Scan the material and copy every line in which "Thánh" appears.

- - - - - - -

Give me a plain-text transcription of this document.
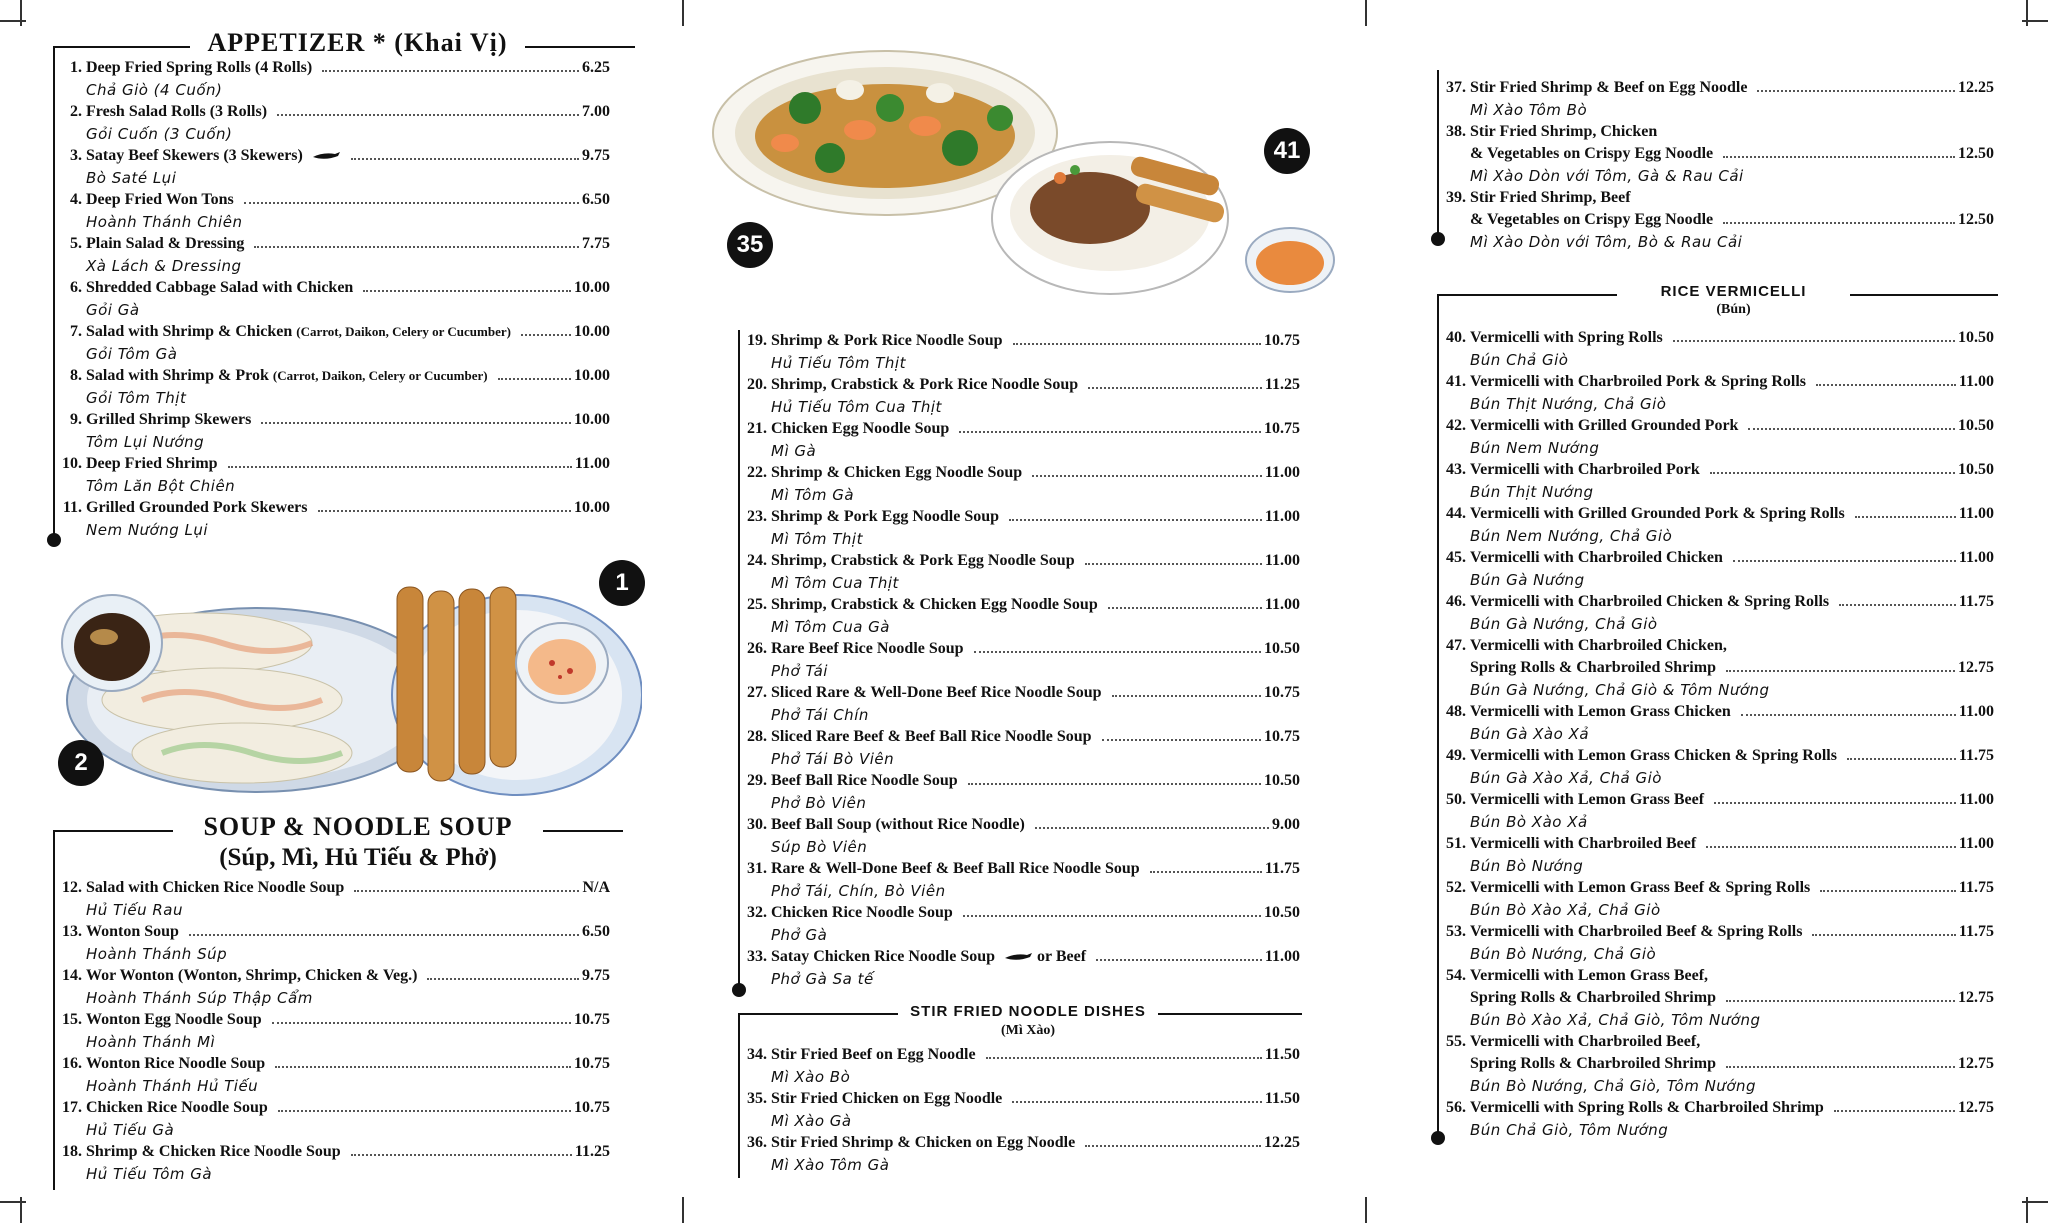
APPETIZER * (Khai Vị)
1. Deep Fried Spring Rolls (4 Rolls)	6.25
Chả Giò (4 Cuốn)
2. Fresh Salad Rolls (3 Rolls)	7.00
Gỏi Cuốn (3 Cuốn)
3. Satay Beef Skewers (3 Skewers)	9.75
Bò Saté Lụi
4. Deep Fried Won Tons	6.50
Hoành Thánh Chiên
5. Plain Salad & Dressing	7.75
Xà Lách & Dressing
6. Shredded Cabbage Salad with Chicken	10.00
Gỏi Gà
7. Salad with Shrimp & Chicken (Carrot, Daikon, Celery or Cucumber)	10.00
Gỏi Tôm Gà
8. Salad with Shrimp & Prok (Carrot, Daikon, Celery or Cucumber)	10.00
Gỏi Tôm Thịt
9. Grilled Shrimp Skewers	10.00
Tôm Lụi Nướng
10. Deep Fried Shrimp	11.00
Tôm Lăn Bột Chiên
11. Grilled Grounded Pork Skewers	10.00
Nem Nướng Lụi
1
2
SOUP & NOODLE SOUP
(Súp, Mì, Hủ Tiếu & Phở)
12. Salad with Chicken Rice Noodle Soup	N/A
Hủ Tiếu Rau
13. Wonton Soup	6.50
Hoành Thánh Súp
14. Wor Wonton (Wonton, Shrimp, Chicken & Veg.)	9.75
Hoành Thánh Súp Thập Cẩm
15. Wonton Egg Noodle Soup	10.75
Hoành Thánh Mì
16. Wonton Rice Noodle Soup	10.75
Hoành Thánh Hủ Tiếu
17. Chicken Rice Noodle Soup	10.75
Hủ Tiếu Gà
18. Shrimp & Chicken Rice Noodle Soup	11.25
Hủ Tiếu Tôm Gà
35
41
19. Shrimp & Pork Rice Noodle Soup	10.75
Hủ Tiếu Tôm Thịt
20. Shrimp, Crabstick & Pork Rice Noodle Soup	11.25
Hủ Tiếu Tôm Cua Thịt
21. Chicken Egg Noodle Soup	10.75
Mì Gà
22. Shrimp & Chicken Egg Noodle Soup	11.00
Mì Tôm Gà
23. Shrimp & Pork Egg Noodle Soup	11.00
Mì Tôm Thịt
24. Shrimp, Crabstick & Pork Egg Noodle Soup	11.00
Mì Tôm Cua Thịt
25. Shrimp, Crabstick & Chicken Egg Noodle Soup	11.00
Mì Tôm Cua Gà
26. Rare Beef Rice Noodle Soup	10.50
Phở Tái
27. Sliced Rare & Well-Done Beef Rice Noodle Soup	10.75
Phở Tái Chín
28. Sliced Rare Beef & Beef Ball Rice Noodle Soup	10.75
Phở Tái Bò Viên
29. Beef Ball Rice Noodle Soup	10.50
Phở Bò Viên
30. Beef Ball Soup (without Rice Noodle)	9.00
Súp Bò Viên
31. Rare & Well-Done Beef & Beef Ball Rice Noodle Soup	11.75
Phở Tái, Chín, Bò Viên
32. Chicken Rice Noodle Soup	10.50
Phở Gà
33. Satay Chicken Rice Noodle Soup	or Beef	11.00
Phở Gà Sa tế
STIR FRIED NOODLE DISHES
(Mì Xào)
34. Stir Fried Beef on Egg Noodle	11.50
Mì Xào Bò
35. Stir Fried Chicken on Egg Noodle	11.50
Mì Xào Gà
36. Stir Fried Shrimp & Chicken on Egg Noodle	12.25
Mì Xào Tôm Gà
37. Stir Fried Shrimp & Beef on Egg Noodle	12.25
Mì Xào Tôm Bò
38. Stir Fried Shrimp, Chicken
& Vegetables on Crispy Egg Noodle	12.50
Mì Xào Dòn với Tôm, Gà & Rau Cải
39. Stir Fried Shrimp, Beef
& Vegetables on Crispy Egg Noodle	12.50
Mì Xào Dòn với Tôm, Bò & Rau Cải
RICE VERMICELLI
(Bún)
40. Vermicelli with Spring Rolls	10.50
Bún Chả Giò
41. Vermicelli with Charbroiled Pork & Spring Rolls	11.00
Bún Thịt Nướng, Chả Giò
42. Vermicelli with Grilled Grounded Pork	10.50
Bún Nem Nướng
43. Vermicelli with Charbroiled Pork	10.50
Bún Thịt Nướng
44. Vermicelli with Grilled Grounded Pork & Spring Rolls	11.00
Bún Nem Nướng, Chả Giò
45. Vermicelli with Charbroiled Chicken	11.00
Bún Gà Nướng
46. Vermicelli with Charbroiled Chicken & Spring Rolls	11.75
Bún Gà Nướng, Chả Giò
47. Vermicelli with Charbroiled Chicken,
Spring Rolls & Charbroiled Shrimp	12.75
Bún Gà Nướng, Chả Giò & Tôm Nướng
48. Vermicelli with Lemon Grass Chicken	11.00
Bún Gà Xào Xả
49. Vermicelli with Lemon Grass Chicken & Spring Rolls	11.75
Bún Gà Xào Xả, Chả Giò
50. Vermicelli with Lemon Grass Beef	11.00
Bún Bò Xào Xả
51. Vermicelli with Charbroiled Beef	11.00
Bún Bò Nướng
52. Vermicelli with Lemon Grass Beef & Spring Rolls	11.75
Bún Bò Xào Xả, Chả Giò
53. Vermicelli with Charbroiled Beef & Spring Rolls	11.75
Bún Bò Nướng, Chả Giò
54. Vermicelli with Lemon Grass Beef,
Spring Rolls & Charbroiled Shrimp	12.75
Bún Bò Xào Xả, Chả Giò, Tôm Nướng
55. Vermicelli with Charbroiled Beef,
Spring Rolls & Charbroiled Shrimp	12.75
Bún Bò Nướng, Chả Giò, Tôm Nướng
56. Vermicelli with Spring Rolls & Charbroiled Shrimp	12.75
Bún Chả Giò, Tôm Nướng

- - - - - - -

• _WRITTEN RESPONSE_:
Hoành Thánh Chiên
Hoành Thánh Súp
Hoành Thánh Súp Thập Cẩm
Hoành Thánh Mì
Hoành Thánh Hủ Tiếu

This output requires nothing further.